_DOCUMENT_:
┄┄┄┄┄┄┄┄┄┄
GWV5903
Gold Member
ED PINTO HUH? lol, Couldn't find the other stooge for AEI, Peter Wallison? OK PINTO IT IS
The paper which introduces SRISK is "Volatility, Correlation and Tails" by Brownlees and Engle (2010) and is mentioned, along with Acharya et al. at the main page:
V-Lab: Systemic Risk Analysis Welcome Page
James Hamilton did an independent assessment of the NYU Stern Volatility Laboratory here:
Measuring systemic financial risk | Econbrowser
and concludes by saying:
"I view these measures as a supplement to, rather than replacement for, other analyses based on direct linkages and derivative exposure. CDS could offer another useful market indicator. But the advantage of the NYU Stern approach is it can immediately draw out some of the implications of the latest stock market valuations and comovements for real-time use by regulators, investors, and business planners."
┄┄┄┄┄┄┄┄┄┄
_WHAT TO DO_:
Carry on the forum post on measuring systemic risk, starting right after its last sentence. The listing has no connection to the forum post on measuring systemic risk.

_Raw records_:
┄┄┄┄┄┄┄┄┄┄
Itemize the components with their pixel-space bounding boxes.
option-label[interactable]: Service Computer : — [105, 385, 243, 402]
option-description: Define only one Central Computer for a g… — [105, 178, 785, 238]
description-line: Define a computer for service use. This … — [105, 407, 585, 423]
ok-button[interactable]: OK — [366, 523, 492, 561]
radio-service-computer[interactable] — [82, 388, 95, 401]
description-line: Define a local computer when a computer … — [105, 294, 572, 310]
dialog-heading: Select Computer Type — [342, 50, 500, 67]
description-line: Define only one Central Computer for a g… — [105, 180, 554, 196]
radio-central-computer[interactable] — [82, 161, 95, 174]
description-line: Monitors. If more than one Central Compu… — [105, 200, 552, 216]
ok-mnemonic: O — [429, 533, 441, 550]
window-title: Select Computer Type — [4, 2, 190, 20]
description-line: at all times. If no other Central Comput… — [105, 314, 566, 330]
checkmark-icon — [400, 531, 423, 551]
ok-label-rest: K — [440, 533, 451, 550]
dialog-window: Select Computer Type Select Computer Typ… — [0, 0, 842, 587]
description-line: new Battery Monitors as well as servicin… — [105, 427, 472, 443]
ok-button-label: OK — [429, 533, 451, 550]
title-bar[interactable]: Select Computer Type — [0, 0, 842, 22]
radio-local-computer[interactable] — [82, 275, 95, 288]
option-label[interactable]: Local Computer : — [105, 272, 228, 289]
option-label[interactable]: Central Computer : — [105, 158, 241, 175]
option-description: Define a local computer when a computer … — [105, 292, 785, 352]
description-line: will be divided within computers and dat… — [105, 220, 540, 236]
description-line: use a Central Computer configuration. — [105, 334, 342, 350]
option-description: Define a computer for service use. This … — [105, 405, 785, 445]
┄┄┄┄┄┄┄┄┄┄
_THE ANSWER_:
It should be pointed out that in the interest of skepticism, that NYU Stern is in up to its hip boots in the whole Koch Brothers-Wallison-Pinto-AEI-Mercatus "government housing policy was responsible" propaganda machine.
n his New York Times column, "The Big Lie," referring to The Big Lie about Fannie and Freddie causing the financial crisis, Joe Nocera writes:
"You begin with a hypothesis that has a certain surface plausibility. You find an ally whose background suggests that hes an expert; out of thin air, he devises data. You write articles in sympathetic publications, repeating the data endlessly; in time, some of these publications make your cause their own...Soon, the echo chamber you created drowns out dissenting views; even presidential candidates begin repeating the Big Lie.
Thus has Peter Wallison, a resident scholar at the American Enterprise Institute, and a former member of the Financial Crisis Inquiry Commission, almost single-handedly created the myth that Fannie Mae and Freddie Mac caused the financial crisis. His partner in crime is another A.E.I. scholar, Edward Pinto."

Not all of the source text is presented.